━━━━━ THE DATA ━━━━━
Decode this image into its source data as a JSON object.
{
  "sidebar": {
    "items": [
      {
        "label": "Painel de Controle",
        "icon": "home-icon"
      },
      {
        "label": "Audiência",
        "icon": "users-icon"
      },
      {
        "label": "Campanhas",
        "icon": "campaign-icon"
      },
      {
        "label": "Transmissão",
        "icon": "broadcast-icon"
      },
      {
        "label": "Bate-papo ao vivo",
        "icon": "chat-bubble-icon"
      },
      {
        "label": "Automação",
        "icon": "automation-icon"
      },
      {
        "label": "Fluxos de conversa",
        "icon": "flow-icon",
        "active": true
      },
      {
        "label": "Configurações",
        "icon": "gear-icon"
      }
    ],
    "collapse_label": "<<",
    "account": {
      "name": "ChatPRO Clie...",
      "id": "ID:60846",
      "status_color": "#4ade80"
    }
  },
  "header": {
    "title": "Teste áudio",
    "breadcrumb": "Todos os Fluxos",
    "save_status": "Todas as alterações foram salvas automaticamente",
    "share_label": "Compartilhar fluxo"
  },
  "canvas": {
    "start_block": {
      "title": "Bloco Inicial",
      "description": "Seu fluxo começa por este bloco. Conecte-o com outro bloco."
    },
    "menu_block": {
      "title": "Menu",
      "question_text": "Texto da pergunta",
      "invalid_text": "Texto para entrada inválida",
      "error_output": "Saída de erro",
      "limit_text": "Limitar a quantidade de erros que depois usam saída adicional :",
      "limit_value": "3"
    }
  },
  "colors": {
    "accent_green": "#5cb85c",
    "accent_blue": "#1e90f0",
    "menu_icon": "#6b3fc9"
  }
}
━━━━━
━━━━━ THE DATA ━━━━━
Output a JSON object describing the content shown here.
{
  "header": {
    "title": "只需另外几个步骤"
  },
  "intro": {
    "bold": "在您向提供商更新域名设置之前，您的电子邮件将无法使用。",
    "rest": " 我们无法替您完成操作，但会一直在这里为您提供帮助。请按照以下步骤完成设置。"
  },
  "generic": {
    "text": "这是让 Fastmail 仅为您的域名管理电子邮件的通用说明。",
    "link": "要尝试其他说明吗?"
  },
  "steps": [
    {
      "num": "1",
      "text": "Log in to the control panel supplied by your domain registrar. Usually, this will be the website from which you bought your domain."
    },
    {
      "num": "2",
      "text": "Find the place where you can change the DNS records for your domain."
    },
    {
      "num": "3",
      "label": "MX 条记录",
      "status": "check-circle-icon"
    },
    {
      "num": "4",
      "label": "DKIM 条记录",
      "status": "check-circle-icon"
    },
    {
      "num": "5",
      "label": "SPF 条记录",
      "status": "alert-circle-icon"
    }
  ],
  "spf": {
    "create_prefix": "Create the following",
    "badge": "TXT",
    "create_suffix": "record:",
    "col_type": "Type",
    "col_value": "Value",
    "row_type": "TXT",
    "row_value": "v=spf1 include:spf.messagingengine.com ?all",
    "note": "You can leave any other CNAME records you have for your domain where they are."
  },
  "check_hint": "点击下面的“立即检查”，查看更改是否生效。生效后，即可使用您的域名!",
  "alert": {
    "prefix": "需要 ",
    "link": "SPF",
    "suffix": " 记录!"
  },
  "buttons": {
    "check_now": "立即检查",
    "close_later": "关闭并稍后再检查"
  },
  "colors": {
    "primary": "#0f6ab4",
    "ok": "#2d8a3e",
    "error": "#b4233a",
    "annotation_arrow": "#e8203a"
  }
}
━━━━━
— TASK OBJECTIVE —
Look over the listing above. Pick out and copy every line that includes "records".

— SOLUTION TO THE EXERCISE —
      "text": "Find the place where you can change the DNS records for your domain."
    "note": "You can leave any other CNAME records you have for your domain where they are."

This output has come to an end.